▶ [Work request]:
Print each line of the material again, keeping everything exact.

▶ [Exercise materials]:
--- --- ---

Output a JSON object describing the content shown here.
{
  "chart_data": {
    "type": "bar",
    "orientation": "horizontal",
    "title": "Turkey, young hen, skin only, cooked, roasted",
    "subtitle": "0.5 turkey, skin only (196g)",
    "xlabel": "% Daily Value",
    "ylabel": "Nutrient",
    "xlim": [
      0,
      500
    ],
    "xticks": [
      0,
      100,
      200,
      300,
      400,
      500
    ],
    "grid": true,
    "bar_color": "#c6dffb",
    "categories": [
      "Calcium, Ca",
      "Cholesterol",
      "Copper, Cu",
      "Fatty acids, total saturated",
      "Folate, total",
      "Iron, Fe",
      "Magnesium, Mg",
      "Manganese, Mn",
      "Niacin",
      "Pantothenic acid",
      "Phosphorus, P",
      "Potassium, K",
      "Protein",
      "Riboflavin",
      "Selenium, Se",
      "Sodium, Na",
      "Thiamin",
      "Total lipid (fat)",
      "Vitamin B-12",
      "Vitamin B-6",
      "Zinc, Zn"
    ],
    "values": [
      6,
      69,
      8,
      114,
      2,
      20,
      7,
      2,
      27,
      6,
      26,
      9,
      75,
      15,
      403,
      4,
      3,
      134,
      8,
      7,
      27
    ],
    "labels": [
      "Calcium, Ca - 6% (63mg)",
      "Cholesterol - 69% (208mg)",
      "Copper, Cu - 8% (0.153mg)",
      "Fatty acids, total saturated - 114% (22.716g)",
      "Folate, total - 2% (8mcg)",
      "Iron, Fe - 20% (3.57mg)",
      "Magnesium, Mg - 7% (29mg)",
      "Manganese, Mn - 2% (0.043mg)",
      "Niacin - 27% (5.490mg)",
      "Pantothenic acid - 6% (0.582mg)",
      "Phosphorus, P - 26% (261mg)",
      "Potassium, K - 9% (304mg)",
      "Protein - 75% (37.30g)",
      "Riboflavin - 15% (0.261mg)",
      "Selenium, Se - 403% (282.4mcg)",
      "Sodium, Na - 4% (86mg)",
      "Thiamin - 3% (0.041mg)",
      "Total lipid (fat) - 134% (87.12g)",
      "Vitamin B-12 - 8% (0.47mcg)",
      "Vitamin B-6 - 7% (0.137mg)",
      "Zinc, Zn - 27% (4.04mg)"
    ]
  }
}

--- --- ---

▶ [Exercise output]:
Output a JSON object describing the content shown here.
{
  "chart_data": {
    "type": "bar",
    "orientation": "horizontal",
    "title": "Turkey, young hen, skin only, cooked, roasted",
    "subtitle": "0.5 turkey, skin only (196g)",
    "xlabel": "% Daily Value",
    "ylabel": "Nutrient",
    "xlim": [
      0,
      500
    ],
    "xticks": [
      0,
      100,
      200,
      300,
      400,
      500
    ],
    "grid": true,
    "bar_color": "#c6dffb",
    "categories": [
      "Calcium, Ca",
      "Cholesterol",
      "Copper, Cu",
      "Fatty acids, total saturated",
      "Folate, total",
      "Iron, Fe",
      "Magnesium, Mg",
      "Manganese, Mn",
      "Niacin",
      "Pantothenic acid",
      "Phosphorus, P",
      "Potassium, K",
      "Protein",
      "Riboflavin",
      "Selenium, Se",
      "Sodium, Na",
      "Thiamin",
      "Total lipid (fat)",
      "Vitamin B-12",
      "Vitamin B-6",
      "Zinc, Zn"
    ],
    "values": [
      6,
      69,
      8,
      114,
      2,
      20,
      7,
      2,
      27,
      6,
      26,
      9,
      75,
      15,
      403,
      4,
      3,
      134,
      8,
      7,
      27
    ],
    "labels": [
      "Calcium, Ca - 6% (63mg)",
      "Cholesterol - 69% (208mg)",
      "Copper, Cu - 8% (0.153mg)",
      "Fatty acids, total saturated - 114% (22.716g)",
      "Folate, total - 2% (8mcg)",
      "Iron, Fe - 20% (3.57mg)",
      "Magnesium, Mg - 7% (29mg)",
      "Manganese, Mn - 2% (0.043mg)",
      "Niacin - 27% (5.490mg)",
      "Pantothenic acid - 6% (0.582mg)",
      "Phosphorus, P - 26% (261mg)",
      "Potassium, K - 9% (304mg)",
      "Protein - 75% (37.30g)",
      "Riboflavin - 15% (0.261mg)",
      "Selenium, Se - 403% (282.4mcg)",
      "Sodium, Na - 4% (86mg)",
      "Thiamin - 3% (0.041mg)",
      "Total lipid (fat) - 134% (87.12g)",
      "Vitamin B-12 - 8% (0.47mcg)",
      "Vitamin B-6 - 7% (0.137mg)",
      "Zinc, Zn - 27% (4.04mg)"
    ]
  }
}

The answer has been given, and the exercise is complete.